Texto de lectura:
Donald Trump asegura en Dublín que la reunificación de la isla de Irlanda ocurrirá tarde o temprano
Durante su visita oficial a la capital irlandesa, el presidente de Estados Unidos, Donald Trump, manifestó su apoyo a una eventual integración territorial de la isla. Las declaraciones se produjeron al término de un encuentro bilateral con el primer ministro del país.
Un proceso inevitable según la Casa Blanca
El mandatario estadounidense conversó con los medios de comunicación y afirmó que ver integrada a la nación insular representaría un triunfo significativo. “Me encantaría ver (a Irlanda) unificada. Creo que sería un gran logro para todos si eso sucediera. Tarde o temprano sucederá”, expresó con firmeza el jefe de Estado.
Asimismo, apuntó directamente hacia el taoiseach Micheál Martin como la figura idónea para impulsar este cambio institucional. No obstante, el líder norteamericano matizó que el Reino Unido también mantendrá un papel determinante en el desarrollo de cualquier iniciativa de esta naturaleza.
En su intervención posterior desde la residencia diplomática estadounidense en Dublín, el político republicano insistió en la complejidad del asunto. “Ellos (los periodistas) me preguntaron: ¿qué opinas sobre la unificación de Irlanda del Norte e Irlanda? Y dije, ‘oh, es una buena pregunta’, y creo que di una buena respuesta… pero ya leeremos sobre ello mañana”, declaró ante los asistentes.

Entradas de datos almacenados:
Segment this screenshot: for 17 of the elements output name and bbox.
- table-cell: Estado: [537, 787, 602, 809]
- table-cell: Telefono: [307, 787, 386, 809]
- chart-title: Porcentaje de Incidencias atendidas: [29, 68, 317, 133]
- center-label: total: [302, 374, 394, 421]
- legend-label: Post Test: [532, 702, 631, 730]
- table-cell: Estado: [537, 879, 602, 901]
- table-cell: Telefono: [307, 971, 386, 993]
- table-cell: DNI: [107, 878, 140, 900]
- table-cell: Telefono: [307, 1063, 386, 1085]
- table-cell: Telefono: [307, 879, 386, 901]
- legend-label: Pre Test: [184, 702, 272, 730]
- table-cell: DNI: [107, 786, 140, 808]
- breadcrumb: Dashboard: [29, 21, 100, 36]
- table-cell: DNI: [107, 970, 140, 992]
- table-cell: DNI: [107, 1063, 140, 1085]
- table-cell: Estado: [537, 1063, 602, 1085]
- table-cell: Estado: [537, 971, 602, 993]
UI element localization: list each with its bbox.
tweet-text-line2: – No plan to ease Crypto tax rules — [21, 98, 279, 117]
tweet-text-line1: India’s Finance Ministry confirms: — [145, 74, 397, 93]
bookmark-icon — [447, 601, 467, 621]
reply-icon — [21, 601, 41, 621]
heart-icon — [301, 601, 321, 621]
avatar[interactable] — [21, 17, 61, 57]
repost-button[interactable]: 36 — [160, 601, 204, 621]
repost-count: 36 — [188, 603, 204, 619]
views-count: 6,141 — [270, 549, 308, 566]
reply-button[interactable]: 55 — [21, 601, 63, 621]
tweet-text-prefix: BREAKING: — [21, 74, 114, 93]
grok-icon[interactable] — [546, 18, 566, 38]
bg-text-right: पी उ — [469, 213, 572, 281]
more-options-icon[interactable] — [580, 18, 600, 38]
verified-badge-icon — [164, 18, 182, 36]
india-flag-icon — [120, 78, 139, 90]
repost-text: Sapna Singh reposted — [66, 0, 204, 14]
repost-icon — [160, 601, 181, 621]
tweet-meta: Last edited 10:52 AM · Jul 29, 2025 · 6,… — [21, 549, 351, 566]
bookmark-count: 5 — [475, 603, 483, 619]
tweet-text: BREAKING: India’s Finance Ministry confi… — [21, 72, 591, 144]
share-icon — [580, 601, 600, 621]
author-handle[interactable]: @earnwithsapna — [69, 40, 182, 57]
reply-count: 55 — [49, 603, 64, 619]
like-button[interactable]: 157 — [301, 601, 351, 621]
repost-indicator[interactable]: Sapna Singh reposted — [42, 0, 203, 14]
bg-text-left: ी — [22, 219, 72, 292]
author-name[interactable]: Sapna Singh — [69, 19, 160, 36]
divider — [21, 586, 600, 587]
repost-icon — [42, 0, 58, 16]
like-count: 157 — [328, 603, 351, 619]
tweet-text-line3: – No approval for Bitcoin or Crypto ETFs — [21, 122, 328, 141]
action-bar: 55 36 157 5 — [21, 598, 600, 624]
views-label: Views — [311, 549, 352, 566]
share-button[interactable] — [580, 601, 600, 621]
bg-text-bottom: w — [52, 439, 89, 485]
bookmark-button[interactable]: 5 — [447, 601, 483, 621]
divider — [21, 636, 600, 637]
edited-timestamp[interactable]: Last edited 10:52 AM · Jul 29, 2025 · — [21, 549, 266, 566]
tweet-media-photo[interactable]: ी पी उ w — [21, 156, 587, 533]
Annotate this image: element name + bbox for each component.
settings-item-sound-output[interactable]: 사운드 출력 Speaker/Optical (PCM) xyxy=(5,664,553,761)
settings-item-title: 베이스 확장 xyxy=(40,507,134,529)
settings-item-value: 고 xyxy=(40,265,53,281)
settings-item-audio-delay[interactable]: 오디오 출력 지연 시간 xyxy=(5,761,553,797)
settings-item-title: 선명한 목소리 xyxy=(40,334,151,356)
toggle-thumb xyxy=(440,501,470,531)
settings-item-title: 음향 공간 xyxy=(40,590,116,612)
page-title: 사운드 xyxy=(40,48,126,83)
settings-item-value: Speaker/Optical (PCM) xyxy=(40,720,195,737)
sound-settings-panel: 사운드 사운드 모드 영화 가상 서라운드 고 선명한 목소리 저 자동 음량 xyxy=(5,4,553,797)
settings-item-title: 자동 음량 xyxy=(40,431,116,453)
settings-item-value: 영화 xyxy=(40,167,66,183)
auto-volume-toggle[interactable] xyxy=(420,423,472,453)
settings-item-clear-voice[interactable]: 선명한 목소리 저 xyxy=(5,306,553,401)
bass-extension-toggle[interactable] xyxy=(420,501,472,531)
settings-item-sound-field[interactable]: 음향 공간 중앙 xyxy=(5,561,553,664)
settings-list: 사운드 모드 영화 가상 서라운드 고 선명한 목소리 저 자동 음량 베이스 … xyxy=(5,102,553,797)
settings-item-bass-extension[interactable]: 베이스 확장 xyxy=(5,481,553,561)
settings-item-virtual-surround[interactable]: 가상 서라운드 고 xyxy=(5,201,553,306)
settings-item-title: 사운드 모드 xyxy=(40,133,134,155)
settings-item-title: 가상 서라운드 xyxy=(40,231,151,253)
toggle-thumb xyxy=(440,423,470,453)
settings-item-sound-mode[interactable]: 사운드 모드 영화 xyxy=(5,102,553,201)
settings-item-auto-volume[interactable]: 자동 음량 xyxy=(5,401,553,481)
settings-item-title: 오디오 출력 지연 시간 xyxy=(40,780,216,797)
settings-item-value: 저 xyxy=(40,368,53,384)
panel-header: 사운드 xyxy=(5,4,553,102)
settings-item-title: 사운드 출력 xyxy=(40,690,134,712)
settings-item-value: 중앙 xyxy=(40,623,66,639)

Preguntas por responder:
[A] Enumera todas las expresiones que empiezan por el artículo "el" y que la noticia sobre Trump en Dublín usa para referirse a Donald Trump sin nombrarlo.
[B] Imprime el fragmento de la noticia sobre Trump en Dublín que empieza con "En su intervención" y continúa hasta "ante los asistentes.".

Soluciones:
[A]
- el presidente de Estados Unidos
- el mandatario estadounidense
- el jefe de Estado
- el líder norteamericano
- el político republicano

[B]
En su intervención posterior desde la residencia diplomática estadounidense en Dublín, el político republicano insistió en la complejidad del asunto. “Ellos (los periodistas) me preguntaron: ¿qué opinas sobre la unificación de Irlanda del Norte e Irlanda? Y dije, ‘oh, es una buena pregunta’, y creo que di una buena respuesta… pero ya leeremos sobre ello mañana”, declaró ante los asistentes.